(WORK INSTRUCTIONS) Copy out all lines that hold "기울기는".

** start DATA **

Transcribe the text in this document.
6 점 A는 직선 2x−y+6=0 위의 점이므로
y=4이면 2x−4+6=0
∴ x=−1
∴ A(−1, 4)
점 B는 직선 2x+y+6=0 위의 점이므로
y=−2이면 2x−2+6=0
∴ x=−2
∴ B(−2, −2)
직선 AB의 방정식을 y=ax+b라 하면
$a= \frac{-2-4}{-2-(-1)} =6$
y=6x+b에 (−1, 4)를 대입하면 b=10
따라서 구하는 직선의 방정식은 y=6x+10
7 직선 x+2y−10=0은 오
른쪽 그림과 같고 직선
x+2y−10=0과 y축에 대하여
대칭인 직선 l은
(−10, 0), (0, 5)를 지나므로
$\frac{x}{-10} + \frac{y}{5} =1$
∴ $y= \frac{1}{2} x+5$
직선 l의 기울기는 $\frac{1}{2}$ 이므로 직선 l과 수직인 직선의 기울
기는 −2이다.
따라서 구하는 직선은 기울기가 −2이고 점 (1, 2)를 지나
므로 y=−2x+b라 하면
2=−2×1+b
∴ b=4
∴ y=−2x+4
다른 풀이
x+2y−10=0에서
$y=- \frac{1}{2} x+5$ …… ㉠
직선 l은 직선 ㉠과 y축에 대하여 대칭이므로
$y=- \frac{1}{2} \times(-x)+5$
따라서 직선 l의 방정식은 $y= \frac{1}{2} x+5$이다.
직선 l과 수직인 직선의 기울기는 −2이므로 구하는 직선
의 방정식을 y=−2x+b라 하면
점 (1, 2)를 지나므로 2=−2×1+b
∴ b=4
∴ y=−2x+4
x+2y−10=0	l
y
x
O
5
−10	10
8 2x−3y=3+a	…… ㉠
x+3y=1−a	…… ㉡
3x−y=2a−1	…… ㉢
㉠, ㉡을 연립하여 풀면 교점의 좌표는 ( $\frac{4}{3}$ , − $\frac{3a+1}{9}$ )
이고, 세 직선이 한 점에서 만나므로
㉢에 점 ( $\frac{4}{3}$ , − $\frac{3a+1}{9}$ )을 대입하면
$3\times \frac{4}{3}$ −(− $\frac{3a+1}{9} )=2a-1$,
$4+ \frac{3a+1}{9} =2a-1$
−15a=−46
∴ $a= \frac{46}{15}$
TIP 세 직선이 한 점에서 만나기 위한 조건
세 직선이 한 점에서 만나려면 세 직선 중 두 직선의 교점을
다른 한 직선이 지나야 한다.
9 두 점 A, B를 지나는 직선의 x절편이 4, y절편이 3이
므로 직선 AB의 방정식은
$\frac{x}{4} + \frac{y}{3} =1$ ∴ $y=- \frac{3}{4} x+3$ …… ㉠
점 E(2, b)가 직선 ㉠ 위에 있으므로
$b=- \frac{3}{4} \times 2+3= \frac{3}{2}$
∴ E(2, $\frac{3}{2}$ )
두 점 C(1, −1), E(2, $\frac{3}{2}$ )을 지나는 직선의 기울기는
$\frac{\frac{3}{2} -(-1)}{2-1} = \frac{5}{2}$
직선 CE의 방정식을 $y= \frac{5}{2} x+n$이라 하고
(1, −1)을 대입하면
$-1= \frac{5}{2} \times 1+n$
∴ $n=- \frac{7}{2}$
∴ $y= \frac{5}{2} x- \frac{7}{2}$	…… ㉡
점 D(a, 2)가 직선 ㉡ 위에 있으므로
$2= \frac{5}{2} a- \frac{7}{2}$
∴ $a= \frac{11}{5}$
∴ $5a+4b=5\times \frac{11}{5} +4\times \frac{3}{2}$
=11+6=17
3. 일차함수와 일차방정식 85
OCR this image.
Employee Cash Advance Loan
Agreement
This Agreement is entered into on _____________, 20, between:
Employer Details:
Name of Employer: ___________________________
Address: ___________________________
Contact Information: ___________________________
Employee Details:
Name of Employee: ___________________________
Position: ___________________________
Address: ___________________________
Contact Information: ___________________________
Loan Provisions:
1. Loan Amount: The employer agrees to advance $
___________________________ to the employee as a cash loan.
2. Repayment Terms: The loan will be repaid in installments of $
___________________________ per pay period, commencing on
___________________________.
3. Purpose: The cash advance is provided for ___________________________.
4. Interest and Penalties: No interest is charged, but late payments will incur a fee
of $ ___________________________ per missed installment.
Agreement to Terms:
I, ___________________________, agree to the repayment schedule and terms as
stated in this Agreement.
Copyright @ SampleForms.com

** end DATA **

(OUTPUT FOR THIS TASK)
직선 l의 기울기는 $\frac{1}{2}$ 이므로 직선 l과 수직인 직선의 기울
직선 l과 수직인 직선의 기울기는 −2이므로 구하는 직선
두 점 C(1, −1), E(2, $\frac{3}{2}$ )을 지나는 직선의 기울기는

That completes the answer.